▶ **Task to carry out**: Extract each record and reproduce it exactly.

BEGIN Stored rows

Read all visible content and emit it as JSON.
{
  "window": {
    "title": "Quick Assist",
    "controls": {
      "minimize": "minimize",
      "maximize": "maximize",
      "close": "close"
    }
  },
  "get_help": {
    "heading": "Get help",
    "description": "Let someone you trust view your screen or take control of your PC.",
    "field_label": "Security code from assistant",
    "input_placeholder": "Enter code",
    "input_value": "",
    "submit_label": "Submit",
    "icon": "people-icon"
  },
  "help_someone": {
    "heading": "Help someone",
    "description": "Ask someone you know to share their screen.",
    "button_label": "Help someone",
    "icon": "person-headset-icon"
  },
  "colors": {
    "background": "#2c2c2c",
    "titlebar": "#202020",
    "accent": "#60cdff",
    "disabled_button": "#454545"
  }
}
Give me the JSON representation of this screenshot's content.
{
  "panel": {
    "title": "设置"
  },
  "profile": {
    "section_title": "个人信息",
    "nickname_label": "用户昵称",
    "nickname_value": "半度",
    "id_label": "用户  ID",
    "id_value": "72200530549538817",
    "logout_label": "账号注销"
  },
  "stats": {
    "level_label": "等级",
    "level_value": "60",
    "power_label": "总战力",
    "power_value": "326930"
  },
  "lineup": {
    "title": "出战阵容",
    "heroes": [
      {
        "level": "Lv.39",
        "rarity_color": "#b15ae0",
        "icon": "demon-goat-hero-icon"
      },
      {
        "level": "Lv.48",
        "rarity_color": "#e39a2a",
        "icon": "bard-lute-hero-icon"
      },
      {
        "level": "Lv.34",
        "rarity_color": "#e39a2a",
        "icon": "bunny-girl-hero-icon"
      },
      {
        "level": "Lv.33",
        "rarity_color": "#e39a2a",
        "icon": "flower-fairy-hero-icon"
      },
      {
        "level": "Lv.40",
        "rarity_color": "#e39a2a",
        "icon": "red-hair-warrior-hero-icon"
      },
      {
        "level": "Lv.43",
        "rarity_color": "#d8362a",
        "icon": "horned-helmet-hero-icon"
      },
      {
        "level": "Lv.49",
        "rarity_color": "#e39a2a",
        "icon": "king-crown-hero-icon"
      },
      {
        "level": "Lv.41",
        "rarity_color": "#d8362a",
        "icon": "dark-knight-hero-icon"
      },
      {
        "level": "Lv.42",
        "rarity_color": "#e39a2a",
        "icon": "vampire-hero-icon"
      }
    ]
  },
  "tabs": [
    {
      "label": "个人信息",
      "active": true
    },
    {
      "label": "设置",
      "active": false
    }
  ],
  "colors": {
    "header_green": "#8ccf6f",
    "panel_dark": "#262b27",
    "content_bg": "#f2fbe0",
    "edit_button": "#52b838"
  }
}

END Stored rows

▶ **Result**:
Read all visible content and emit it as JSON.
{
  "window": {
    "title": "Quick Assist",
    "controls": {
      "minimize": "minimize",
      "maximize": "maximize",
      "close": "close"
    }
  },
  "get_help": {
    "heading": "Get help",
    "description": "Let someone you trust view your screen or take control of your PC.",
    "field_label": "Security code from assistant",
    "input_placeholder": "Enter code",
    "input_value": "",
    "submit_label": "Submit",
    "icon": "people-icon"
  },
  "help_someone": {
    "heading": "Help someone",
    "description": "Ask someone you know to share their screen.",
    "button_label": "Help someone",
    "icon": "person-headset-icon"
  },
  "colors": {
    "background": "#2c2c2c",
    "titlebar": "#202020",
    "accent": "#60cdff",
    "disabled_button": "#454545"
  }
}
Give me the JSON representation of this screenshot's content.
{
  "panel": {
    "title": "设置"
  },
  "profile": {
    "section_title": "个人信息",
    "nickname_label": "用户昵称",
    "nickname_value": "半度",
    "id_label": "用户  ID",
    "id_value": "72200530549538817",
    "logout_label": "账号注销"
  },
  "stats": {
    "level_label": "等级",
    "level_value": "60",
    "power_label": "总战力",
    "power_value": "326930"
  },
  "lineup": {
    "title": "出战阵容",
    "heroes": [
      {
        "level": "Lv.39",
        "rarity_color": "#b15ae0",
        "icon": "demon-goat-hero-icon"
      },
      {
        "level": "Lv.48",
        "rarity_color": "#e39a2a",
        "icon": "bard-lute-hero-icon"
      },
      {
        "level": "Lv.34",
        "rarity_color": "#e39a2a",
        "icon": "bunny-girl-hero-icon"
      },
      {
        "level": "Lv.33",
        "rarity_color": "#e39a2a",
        "icon": "flower-fairy-hero-icon"
      },
      {
        "level": "Lv.40",
        "rarity_color": "#e39a2a",
        "icon": "red-hair-warrior-hero-icon"
      },
      {
        "level": "Lv.43",
        "rarity_color": "#d8362a",
        "icon": "horned-helmet-hero-icon"
      },
      {
        "level": "Lv.49",
        "rarity_color": "#e39a2a",
        "icon": "king-crown-hero-icon"
      },
      {
        "level": "Lv.41",
        "rarity_color": "#d8362a",
        "icon": "dark-knight-hero-icon"
      },
      {
        "level": "Lv.42",
        "rarity_color": "#e39a2a",
        "icon": "vampire-hero-icon"
      }
    ]
  },
  "tabs": [
    {
      "label": "个人信息",
      "active": true
    },
    {
      "label": "设置",
      "active": false
    }
  ],
  "colors": {
    "header_green": "#8ccf6f",
    "panel_dark": "#262b27",
    "content_bg": "#f2fbe0",
    "edit_button": "#52b838"
  }
}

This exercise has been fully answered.